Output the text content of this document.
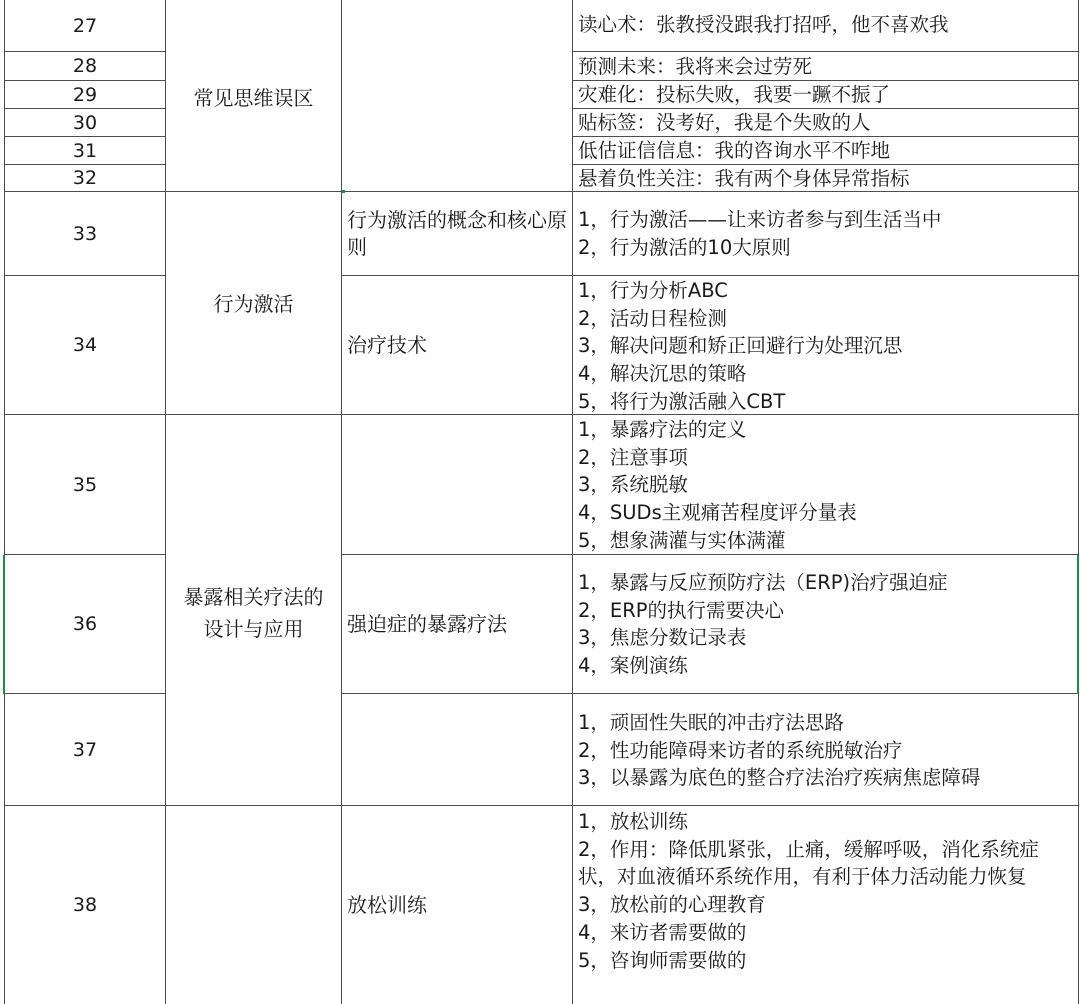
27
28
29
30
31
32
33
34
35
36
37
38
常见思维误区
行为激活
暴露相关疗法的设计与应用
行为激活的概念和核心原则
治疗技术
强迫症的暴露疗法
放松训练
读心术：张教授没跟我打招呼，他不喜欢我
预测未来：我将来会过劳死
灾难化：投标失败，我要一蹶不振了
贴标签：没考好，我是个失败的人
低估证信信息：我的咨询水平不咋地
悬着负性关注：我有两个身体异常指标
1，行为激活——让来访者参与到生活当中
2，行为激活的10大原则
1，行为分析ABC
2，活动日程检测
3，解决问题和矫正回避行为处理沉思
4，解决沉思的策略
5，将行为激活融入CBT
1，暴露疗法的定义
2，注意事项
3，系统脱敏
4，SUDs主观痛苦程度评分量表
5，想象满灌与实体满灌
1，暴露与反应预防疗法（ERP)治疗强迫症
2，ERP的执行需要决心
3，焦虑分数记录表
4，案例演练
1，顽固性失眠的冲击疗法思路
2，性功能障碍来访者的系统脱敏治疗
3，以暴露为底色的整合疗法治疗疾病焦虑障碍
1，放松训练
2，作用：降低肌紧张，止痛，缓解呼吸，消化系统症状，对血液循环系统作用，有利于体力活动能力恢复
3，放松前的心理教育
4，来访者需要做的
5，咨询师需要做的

□ □ □ □ □

Repeat the records in full, exactly as they appear, without the pictures.

Output the text content of this document.
27
28
29
30
31
32
33
34
35
36
37
38
常见思维误区
行为激活
暴露相关疗法的设计与应用
行为激活的概念和核心原则
治疗技术
强迫症的暴露疗法
放松训练
读心术：张教授没跟我打招呼，他不喜欢我
预测未来：我将来会过劳死
灾难化：投标失败，我要一蹶不振了
贴标签：没考好，我是个失败的人
低估证信信息：我的咨询水平不咋地
悬着负性关注：我有两个身体异常指标
1，行为激活——让来访者参与到生活当中
2，行为激活的10大原则
1，行为分析ABC
2，活动日程检测
3，解决问题和矫正回避行为处理沉思
4，解决沉思的策略
5，将行为激活融入CBT
1，暴露疗法的定义
2，注意事项
3，系统脱敏
4，SUDs主观痛苦程度评分量表
5，想象满灌与实体满灌
1，暴露与反应预防疗法（ERP)治疗强迫症
2，ERP的执行需要决心
3，焦虑分数记录表
4，案例演练
1，顽固性失眠的冲击疗法思路
2，性功能障碍来访者的系统脱敏治疗
3，以暴露为底色的整合疗法治疗疾病焦虑障碍
1，放松训练
2，作用：降低肌紧张，止痛，缓解呼吸，消化系统症状，对血液循环系统作用，有利于体力活动能力恢复
3，放松前的心理教育
4，来访者需要做的
5，咨询师需要做的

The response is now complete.